___ Given records
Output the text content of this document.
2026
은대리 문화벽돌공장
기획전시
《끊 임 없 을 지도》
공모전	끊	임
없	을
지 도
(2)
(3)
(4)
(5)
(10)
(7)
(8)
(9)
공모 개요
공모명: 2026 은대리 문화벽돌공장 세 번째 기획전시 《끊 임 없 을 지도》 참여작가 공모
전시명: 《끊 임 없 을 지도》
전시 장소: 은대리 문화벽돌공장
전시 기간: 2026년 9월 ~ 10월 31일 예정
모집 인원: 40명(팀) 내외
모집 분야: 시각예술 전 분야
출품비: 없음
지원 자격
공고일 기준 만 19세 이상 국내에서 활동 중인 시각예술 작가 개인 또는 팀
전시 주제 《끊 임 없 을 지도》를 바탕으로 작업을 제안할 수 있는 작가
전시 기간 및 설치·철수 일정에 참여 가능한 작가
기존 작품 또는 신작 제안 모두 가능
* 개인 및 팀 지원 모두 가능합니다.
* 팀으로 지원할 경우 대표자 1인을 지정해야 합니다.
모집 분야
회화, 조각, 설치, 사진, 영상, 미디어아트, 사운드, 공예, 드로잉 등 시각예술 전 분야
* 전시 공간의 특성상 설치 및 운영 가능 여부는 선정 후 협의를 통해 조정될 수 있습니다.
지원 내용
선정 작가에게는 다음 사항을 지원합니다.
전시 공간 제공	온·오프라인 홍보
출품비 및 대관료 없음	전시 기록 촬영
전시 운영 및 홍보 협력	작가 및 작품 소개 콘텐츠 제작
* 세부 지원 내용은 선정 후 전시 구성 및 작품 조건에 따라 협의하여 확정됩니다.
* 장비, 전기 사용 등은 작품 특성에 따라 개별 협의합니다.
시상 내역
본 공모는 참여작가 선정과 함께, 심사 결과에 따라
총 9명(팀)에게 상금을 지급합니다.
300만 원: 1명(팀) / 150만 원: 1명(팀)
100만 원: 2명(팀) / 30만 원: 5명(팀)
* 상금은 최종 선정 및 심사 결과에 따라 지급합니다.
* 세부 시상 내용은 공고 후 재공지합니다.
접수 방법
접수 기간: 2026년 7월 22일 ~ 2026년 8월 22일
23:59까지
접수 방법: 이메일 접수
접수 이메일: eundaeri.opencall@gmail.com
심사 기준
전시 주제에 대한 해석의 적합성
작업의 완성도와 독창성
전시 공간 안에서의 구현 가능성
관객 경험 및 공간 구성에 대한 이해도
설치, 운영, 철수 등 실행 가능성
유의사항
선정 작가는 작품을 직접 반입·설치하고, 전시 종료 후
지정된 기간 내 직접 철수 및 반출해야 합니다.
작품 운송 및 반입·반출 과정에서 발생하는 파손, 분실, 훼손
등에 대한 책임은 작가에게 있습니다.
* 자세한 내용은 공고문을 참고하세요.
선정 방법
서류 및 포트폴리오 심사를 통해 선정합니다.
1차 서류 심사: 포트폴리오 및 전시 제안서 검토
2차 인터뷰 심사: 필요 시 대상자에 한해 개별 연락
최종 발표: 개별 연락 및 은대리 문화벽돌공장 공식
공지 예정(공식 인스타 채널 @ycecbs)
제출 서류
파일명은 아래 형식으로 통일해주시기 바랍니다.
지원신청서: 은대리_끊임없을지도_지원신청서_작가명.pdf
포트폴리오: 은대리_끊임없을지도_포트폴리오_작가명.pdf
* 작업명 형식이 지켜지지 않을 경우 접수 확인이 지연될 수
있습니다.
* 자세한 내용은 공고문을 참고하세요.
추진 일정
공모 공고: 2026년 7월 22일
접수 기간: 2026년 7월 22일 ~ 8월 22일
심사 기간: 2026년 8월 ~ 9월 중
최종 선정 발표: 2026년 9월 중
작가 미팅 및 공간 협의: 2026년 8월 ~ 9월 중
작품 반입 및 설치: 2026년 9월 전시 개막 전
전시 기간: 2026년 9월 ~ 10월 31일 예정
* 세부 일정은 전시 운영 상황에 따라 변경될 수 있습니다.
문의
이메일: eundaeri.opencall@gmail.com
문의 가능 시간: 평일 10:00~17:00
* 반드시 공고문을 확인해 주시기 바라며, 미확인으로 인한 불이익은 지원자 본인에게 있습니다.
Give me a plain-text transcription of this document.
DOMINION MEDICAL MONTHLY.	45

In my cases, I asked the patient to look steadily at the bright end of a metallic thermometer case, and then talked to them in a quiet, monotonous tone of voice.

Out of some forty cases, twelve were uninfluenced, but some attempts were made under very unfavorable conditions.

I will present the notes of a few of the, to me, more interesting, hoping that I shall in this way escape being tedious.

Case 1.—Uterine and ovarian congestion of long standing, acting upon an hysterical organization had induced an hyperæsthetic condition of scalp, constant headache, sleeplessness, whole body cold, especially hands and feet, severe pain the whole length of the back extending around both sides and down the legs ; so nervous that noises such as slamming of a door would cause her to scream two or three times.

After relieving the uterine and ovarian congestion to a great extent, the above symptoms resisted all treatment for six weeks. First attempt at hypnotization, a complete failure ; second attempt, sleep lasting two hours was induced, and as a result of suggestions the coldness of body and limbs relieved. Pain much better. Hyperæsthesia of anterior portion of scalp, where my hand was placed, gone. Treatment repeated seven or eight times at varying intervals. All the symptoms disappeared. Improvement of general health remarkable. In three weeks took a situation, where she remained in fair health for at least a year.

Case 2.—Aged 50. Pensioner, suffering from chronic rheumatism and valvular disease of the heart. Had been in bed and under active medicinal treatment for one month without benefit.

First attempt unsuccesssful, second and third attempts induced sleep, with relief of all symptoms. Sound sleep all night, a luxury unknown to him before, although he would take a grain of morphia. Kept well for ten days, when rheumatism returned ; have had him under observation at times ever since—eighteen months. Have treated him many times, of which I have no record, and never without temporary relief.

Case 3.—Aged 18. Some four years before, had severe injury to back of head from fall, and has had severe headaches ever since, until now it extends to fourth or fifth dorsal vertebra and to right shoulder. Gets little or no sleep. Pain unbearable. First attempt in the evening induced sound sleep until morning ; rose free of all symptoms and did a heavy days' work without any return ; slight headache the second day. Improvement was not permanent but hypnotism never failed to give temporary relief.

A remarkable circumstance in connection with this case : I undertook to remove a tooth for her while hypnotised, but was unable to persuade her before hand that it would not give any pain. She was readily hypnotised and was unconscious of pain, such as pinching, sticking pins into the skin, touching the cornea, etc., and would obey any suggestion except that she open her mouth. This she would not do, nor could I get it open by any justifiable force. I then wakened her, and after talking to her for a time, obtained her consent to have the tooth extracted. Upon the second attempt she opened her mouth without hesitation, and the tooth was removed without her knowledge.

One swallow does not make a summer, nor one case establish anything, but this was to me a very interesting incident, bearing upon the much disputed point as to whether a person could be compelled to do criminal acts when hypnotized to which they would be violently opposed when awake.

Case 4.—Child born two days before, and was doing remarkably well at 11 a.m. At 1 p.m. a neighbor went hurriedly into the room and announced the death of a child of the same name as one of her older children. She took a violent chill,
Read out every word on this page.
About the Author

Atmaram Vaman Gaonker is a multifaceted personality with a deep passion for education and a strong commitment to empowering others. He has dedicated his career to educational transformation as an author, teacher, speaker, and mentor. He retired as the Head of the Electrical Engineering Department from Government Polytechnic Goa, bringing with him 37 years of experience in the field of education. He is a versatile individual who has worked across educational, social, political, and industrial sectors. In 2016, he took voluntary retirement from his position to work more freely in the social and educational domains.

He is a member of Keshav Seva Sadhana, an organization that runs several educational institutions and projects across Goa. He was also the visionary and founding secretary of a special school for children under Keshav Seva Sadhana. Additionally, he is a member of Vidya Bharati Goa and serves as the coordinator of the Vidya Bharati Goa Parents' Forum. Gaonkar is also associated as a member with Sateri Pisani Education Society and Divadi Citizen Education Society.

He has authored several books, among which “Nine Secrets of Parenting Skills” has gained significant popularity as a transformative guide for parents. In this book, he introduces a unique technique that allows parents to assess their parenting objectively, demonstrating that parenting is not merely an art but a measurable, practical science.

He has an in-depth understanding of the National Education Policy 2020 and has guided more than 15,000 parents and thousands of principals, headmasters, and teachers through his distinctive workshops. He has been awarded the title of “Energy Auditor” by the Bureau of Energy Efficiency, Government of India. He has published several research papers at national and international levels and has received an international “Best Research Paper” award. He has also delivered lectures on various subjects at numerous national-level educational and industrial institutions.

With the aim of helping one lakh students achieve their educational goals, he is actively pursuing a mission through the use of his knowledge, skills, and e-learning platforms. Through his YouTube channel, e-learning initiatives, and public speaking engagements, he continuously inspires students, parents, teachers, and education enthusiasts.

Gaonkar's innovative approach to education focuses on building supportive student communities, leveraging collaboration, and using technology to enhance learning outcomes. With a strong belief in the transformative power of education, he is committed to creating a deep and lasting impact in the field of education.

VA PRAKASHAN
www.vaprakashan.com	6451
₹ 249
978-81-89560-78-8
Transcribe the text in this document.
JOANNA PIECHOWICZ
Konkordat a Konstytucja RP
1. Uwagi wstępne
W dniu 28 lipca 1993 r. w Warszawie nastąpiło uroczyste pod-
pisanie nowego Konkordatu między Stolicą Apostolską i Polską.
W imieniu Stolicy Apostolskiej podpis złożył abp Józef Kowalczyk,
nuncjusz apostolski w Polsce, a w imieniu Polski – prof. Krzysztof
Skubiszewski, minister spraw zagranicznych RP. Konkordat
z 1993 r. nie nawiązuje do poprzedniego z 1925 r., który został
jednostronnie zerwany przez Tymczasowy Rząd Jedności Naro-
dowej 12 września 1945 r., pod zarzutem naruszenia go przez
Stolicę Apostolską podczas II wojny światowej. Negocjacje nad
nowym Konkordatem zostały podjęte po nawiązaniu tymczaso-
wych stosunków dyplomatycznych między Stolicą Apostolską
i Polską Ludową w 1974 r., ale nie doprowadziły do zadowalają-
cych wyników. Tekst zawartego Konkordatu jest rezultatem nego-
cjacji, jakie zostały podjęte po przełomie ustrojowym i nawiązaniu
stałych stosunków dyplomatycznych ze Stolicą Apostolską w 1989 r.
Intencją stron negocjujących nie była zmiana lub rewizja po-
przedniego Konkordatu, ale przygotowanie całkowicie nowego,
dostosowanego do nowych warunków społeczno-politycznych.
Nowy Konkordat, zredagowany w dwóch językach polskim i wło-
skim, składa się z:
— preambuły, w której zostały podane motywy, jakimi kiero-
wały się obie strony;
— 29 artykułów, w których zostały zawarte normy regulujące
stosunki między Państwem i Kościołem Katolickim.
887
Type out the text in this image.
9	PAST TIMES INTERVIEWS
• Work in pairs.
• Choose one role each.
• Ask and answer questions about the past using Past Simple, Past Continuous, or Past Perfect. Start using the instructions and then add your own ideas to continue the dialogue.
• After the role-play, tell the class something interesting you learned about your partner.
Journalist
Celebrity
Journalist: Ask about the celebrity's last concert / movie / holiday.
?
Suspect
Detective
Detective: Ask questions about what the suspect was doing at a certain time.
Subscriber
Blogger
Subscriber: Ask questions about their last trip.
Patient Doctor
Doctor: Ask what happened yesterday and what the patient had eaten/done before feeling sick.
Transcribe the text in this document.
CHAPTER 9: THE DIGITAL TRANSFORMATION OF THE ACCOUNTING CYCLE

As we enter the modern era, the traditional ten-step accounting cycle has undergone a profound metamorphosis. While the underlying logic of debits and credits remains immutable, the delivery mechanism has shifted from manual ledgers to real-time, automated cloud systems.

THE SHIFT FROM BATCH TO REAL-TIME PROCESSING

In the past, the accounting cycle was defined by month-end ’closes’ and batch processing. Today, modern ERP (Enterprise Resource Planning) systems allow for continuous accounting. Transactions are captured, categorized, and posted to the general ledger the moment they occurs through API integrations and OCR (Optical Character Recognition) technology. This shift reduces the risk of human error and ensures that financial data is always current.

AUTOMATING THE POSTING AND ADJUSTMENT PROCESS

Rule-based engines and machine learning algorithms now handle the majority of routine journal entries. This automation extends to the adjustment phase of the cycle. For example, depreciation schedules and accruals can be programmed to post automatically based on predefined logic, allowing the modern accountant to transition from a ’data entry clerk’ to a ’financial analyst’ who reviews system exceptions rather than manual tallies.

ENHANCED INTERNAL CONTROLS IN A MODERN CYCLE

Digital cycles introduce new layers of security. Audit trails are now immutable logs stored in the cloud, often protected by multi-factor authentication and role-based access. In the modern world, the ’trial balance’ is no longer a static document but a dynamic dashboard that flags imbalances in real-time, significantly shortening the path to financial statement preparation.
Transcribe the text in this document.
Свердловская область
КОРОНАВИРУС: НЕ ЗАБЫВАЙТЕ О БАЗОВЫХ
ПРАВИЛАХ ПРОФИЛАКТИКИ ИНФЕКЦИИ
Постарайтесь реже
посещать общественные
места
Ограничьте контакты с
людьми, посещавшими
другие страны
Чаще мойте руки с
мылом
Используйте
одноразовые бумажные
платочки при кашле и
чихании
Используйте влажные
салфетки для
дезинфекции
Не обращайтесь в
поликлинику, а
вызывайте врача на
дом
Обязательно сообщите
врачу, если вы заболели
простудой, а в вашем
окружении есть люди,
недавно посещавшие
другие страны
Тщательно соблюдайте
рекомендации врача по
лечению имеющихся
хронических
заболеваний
______
Stated task
Pull every line containing the word "Gaonkar" out of the material and copy it.

Finished answer
He is a member of Keshav Seva Sadhana, an organization that runs several educational institutions and projects across Goa. He was also the visionary and founding secretary of a special school for children under Keshav Seva Sadhana. Additionally, he is a member of Vidya Bharati Goa and serves as the coordinator of the Vidya Bharati Goa Parents' Forum. Gaonkar is also associated as a member with Sateri Pisani Education Society and Divadi Citizen Education Society.
Gaonkar's innovative approach to education focuses on building supportive student communities, leveraging collaboration, and using technology to enhance learning outcomes. With a strong belief in the transformative power of education, he is committed to creating a deep and lasting impact in the field of education.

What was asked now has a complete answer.